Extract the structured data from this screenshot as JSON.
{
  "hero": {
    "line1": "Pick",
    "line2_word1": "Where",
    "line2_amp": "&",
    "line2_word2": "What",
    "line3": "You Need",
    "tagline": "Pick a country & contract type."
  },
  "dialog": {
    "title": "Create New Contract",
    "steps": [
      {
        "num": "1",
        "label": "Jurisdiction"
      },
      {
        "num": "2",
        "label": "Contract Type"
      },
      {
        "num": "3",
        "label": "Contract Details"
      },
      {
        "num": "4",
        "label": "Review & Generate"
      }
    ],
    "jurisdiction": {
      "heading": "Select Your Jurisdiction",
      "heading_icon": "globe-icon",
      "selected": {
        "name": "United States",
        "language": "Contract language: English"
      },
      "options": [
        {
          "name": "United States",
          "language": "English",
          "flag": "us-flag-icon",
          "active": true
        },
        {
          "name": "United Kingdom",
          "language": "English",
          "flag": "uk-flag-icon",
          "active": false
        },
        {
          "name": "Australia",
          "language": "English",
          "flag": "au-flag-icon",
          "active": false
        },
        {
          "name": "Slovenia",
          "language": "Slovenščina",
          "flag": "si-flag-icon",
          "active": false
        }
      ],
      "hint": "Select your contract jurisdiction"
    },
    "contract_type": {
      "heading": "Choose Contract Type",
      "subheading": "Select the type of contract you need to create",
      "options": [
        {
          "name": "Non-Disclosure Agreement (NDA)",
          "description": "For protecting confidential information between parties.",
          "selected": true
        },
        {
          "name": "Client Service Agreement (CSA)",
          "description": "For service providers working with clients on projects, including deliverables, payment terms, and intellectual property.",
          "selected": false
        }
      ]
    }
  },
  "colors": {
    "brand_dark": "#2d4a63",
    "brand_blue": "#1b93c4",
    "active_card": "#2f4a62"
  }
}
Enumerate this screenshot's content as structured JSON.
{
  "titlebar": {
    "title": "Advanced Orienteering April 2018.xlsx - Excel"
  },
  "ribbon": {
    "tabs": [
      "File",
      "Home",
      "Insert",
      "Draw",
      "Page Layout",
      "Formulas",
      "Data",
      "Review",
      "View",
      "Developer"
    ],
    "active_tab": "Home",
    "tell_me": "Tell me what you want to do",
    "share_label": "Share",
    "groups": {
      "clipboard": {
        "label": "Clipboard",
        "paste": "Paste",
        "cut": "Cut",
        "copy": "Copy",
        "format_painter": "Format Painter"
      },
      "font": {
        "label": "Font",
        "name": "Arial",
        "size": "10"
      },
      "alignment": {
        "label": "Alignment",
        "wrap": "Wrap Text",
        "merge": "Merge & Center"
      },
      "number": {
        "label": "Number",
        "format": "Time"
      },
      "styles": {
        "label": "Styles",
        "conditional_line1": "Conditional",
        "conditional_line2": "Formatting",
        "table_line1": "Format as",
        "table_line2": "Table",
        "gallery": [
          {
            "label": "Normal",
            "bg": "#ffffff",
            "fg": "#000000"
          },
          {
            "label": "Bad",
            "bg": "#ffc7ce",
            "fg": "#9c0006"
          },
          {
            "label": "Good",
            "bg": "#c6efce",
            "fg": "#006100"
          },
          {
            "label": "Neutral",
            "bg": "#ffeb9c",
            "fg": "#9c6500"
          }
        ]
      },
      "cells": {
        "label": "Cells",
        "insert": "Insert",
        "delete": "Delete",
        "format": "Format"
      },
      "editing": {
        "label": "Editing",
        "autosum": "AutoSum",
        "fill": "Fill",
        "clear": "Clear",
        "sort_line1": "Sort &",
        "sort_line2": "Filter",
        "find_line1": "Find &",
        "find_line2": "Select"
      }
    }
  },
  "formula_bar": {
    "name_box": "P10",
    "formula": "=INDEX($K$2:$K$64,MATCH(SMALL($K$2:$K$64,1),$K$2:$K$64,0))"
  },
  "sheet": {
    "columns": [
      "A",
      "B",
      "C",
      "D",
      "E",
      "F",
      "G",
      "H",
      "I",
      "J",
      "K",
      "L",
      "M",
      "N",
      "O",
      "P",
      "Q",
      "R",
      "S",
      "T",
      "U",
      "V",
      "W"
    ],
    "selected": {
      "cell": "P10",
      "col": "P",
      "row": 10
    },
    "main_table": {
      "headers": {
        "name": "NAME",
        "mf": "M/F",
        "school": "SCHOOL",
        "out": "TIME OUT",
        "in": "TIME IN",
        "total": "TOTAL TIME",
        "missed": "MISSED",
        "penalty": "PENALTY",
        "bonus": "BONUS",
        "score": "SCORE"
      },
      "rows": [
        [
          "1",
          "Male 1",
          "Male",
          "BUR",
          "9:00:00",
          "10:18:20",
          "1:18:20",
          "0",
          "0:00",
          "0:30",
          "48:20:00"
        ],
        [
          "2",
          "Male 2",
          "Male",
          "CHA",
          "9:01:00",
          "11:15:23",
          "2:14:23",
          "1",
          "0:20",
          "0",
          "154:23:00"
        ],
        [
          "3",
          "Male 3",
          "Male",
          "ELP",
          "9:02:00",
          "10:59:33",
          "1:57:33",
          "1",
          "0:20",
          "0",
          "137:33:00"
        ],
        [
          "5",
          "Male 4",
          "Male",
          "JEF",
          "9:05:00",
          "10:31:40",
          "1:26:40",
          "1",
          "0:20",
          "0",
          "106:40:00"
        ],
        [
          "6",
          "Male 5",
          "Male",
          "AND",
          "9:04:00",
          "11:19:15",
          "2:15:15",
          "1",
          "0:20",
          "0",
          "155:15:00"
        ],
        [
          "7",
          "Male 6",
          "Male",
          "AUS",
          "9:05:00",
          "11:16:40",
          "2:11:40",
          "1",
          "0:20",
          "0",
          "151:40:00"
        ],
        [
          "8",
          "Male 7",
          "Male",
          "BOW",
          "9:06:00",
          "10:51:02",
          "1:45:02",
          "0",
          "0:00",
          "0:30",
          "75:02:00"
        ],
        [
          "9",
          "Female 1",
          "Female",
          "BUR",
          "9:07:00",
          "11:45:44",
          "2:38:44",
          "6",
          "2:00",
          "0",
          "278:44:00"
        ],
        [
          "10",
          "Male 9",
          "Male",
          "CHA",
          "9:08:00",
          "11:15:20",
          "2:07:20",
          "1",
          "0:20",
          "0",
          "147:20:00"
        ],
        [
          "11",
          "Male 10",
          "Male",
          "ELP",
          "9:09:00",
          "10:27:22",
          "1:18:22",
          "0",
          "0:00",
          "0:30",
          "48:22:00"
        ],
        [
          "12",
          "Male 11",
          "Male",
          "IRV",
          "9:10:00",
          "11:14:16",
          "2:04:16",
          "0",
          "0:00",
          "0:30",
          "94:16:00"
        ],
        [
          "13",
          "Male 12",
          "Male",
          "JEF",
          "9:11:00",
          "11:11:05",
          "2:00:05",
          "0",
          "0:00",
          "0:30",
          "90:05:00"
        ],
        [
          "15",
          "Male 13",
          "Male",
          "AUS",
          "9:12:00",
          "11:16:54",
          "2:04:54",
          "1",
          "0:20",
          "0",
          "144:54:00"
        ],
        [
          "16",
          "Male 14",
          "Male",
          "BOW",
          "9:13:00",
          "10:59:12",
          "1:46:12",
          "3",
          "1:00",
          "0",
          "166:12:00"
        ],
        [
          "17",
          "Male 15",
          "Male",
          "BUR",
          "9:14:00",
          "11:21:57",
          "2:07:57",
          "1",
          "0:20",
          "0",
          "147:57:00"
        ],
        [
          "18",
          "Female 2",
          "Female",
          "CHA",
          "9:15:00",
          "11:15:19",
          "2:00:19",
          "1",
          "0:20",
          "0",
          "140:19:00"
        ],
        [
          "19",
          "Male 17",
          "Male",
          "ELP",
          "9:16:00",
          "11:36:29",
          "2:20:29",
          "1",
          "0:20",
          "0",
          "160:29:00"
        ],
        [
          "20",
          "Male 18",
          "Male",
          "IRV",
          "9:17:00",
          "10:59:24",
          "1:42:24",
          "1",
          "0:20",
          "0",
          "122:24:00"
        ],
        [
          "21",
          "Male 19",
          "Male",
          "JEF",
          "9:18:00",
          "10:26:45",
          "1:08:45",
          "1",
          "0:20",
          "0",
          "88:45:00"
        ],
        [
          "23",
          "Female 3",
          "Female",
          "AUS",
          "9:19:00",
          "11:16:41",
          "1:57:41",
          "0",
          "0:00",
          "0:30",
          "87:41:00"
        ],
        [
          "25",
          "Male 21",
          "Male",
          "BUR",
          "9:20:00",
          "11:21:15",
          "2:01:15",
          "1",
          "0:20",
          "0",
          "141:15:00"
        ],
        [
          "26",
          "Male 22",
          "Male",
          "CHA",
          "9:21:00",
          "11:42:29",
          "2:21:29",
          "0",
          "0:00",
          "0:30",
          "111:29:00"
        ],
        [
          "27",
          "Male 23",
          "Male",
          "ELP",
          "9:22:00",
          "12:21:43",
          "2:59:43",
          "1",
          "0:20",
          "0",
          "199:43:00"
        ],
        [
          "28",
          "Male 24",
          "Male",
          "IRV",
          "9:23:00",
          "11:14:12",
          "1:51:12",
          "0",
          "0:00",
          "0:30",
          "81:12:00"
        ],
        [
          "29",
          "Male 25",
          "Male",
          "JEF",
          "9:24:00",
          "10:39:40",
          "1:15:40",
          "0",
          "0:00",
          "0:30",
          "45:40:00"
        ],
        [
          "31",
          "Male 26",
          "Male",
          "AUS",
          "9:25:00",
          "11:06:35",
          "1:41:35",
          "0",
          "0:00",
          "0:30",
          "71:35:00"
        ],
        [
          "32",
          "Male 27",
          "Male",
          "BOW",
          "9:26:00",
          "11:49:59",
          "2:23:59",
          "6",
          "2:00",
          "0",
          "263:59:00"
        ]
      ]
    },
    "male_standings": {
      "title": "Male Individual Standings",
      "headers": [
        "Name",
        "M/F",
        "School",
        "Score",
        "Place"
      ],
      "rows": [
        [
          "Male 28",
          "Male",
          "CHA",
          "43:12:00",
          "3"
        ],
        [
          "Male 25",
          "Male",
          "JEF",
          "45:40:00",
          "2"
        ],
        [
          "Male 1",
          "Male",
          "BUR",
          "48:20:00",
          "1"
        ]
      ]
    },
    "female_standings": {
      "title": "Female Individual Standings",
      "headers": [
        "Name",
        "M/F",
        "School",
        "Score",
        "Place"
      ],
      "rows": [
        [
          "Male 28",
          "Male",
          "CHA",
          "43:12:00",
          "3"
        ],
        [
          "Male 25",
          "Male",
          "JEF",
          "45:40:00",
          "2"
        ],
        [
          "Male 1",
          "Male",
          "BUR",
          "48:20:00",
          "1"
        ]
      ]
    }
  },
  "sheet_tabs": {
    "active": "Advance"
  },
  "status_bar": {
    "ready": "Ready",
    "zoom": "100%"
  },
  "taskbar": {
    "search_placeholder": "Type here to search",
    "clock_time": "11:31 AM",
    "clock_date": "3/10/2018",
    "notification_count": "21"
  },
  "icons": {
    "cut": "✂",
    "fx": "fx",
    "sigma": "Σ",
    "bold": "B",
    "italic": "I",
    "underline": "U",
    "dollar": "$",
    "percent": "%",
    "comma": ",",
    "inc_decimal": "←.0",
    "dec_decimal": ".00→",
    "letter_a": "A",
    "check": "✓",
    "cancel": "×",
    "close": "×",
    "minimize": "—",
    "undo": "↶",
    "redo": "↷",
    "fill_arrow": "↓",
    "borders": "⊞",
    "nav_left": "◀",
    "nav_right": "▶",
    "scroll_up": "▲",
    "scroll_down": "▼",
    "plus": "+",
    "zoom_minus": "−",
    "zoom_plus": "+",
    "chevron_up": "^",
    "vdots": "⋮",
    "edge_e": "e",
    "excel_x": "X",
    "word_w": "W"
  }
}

_ _ _

▶ [What is required] Pull every line containing the word "United" out of the entries above.

▶ [Solution to the problem]
        "name": "United States",
          "name": "United States",
          "name": "United Kingdom",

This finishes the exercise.